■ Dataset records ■
━━━━━━━━━━━━━━━━━━━━━━━━━━━━━━

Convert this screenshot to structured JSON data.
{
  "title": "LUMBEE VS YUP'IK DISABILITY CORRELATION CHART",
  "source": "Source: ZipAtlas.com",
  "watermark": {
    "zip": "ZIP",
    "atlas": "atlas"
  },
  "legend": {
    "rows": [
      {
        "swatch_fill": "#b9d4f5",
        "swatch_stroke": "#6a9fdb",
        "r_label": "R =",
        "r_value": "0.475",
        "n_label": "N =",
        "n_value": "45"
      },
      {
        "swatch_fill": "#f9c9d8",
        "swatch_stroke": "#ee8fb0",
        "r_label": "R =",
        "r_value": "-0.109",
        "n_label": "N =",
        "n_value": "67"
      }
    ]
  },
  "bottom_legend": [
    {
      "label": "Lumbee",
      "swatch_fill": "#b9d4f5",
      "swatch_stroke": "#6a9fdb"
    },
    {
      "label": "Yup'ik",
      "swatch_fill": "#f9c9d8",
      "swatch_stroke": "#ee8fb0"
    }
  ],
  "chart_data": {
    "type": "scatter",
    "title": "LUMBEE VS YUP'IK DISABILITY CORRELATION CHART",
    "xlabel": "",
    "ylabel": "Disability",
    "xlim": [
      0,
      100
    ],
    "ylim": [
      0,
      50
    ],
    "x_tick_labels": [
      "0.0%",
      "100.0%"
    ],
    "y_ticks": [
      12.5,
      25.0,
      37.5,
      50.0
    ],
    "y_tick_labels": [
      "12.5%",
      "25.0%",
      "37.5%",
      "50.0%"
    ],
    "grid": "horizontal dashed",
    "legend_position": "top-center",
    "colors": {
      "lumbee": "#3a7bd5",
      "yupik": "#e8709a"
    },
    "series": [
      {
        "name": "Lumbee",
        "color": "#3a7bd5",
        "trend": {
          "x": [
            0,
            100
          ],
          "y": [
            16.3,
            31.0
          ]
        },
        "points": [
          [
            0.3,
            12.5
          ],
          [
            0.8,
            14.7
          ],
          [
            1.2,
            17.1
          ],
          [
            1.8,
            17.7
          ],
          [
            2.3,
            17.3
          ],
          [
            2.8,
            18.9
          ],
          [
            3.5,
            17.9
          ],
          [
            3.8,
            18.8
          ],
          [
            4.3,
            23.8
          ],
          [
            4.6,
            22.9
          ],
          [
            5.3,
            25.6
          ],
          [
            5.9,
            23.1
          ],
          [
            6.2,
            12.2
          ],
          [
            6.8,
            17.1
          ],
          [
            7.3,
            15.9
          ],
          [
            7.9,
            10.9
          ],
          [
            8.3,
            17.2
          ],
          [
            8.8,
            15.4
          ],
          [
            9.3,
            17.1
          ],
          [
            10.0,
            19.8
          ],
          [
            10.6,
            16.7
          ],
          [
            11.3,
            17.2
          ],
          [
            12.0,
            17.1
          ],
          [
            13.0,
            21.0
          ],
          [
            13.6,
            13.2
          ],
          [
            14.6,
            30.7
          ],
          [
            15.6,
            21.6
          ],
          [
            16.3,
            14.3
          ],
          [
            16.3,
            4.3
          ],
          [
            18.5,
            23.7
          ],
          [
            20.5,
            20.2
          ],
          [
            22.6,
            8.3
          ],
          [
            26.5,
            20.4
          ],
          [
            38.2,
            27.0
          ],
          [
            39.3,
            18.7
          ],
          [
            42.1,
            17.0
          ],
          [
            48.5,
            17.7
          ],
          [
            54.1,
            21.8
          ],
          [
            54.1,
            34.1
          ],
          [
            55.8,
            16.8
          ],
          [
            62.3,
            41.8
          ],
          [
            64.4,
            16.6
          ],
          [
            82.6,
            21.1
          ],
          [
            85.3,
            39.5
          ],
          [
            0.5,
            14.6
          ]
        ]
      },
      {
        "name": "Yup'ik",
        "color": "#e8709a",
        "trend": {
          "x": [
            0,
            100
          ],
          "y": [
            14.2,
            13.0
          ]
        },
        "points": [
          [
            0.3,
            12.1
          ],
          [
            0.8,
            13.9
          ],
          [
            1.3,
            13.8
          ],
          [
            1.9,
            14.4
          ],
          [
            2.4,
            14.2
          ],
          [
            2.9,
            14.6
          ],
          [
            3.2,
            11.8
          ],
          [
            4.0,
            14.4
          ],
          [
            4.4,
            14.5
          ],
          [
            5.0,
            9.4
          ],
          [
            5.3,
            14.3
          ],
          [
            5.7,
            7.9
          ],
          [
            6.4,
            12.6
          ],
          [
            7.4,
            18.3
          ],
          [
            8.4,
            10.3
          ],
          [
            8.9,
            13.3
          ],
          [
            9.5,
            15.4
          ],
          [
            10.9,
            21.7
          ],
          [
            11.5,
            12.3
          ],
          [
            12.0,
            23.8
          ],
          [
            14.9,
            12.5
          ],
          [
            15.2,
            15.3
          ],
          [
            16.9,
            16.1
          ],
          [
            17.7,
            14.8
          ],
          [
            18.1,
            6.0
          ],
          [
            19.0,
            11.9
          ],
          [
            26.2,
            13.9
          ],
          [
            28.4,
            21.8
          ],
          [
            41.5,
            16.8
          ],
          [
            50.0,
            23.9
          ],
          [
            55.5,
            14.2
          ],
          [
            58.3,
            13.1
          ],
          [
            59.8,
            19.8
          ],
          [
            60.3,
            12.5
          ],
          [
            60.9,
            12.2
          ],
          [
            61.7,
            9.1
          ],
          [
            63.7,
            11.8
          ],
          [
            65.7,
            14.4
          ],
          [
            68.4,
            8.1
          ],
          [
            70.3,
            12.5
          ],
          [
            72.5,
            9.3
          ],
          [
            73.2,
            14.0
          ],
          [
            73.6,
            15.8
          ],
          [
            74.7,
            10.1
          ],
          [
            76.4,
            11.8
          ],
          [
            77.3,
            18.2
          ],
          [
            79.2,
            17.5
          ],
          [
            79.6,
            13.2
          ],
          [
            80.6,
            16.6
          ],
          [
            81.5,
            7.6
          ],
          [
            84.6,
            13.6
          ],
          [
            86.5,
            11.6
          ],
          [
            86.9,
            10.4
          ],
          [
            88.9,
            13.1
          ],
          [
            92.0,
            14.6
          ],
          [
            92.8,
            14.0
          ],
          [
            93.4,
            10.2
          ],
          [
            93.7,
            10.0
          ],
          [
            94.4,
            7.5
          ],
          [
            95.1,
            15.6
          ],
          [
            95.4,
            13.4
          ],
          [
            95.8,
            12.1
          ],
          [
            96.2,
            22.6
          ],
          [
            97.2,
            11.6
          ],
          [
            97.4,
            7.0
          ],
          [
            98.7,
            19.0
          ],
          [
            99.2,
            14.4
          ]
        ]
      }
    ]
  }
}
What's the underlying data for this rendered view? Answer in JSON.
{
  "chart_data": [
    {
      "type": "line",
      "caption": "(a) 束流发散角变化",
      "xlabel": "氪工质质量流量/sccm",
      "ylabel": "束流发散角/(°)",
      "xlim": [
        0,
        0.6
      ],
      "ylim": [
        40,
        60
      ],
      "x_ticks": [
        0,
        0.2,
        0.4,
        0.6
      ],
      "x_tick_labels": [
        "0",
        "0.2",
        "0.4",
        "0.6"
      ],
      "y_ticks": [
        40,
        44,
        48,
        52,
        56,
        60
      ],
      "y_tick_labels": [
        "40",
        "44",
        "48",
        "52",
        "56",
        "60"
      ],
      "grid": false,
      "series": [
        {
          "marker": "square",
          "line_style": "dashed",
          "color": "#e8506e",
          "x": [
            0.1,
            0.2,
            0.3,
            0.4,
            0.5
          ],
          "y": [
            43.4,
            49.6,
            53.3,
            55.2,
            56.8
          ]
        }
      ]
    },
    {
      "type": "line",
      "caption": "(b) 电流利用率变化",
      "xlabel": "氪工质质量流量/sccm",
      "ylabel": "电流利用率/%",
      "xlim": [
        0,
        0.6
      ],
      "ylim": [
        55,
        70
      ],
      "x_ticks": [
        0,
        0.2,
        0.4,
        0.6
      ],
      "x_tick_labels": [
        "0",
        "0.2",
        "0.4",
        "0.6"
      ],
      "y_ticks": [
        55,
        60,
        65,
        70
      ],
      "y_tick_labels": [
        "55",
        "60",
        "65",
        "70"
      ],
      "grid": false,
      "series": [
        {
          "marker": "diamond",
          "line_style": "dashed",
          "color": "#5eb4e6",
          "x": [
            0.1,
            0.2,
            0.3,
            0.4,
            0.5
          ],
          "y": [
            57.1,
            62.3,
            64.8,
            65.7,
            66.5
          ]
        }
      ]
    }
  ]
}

━━━━━━━━━━━━━━━━━━━━━━━━━━━━━━

■ Directive ■
Search the records above for the string "this". Copy every line that contains it.

■ Written reply ■
Convert this screenshot to structured JSON data.
What's the underlying data for this rendered view? Answer in JSON.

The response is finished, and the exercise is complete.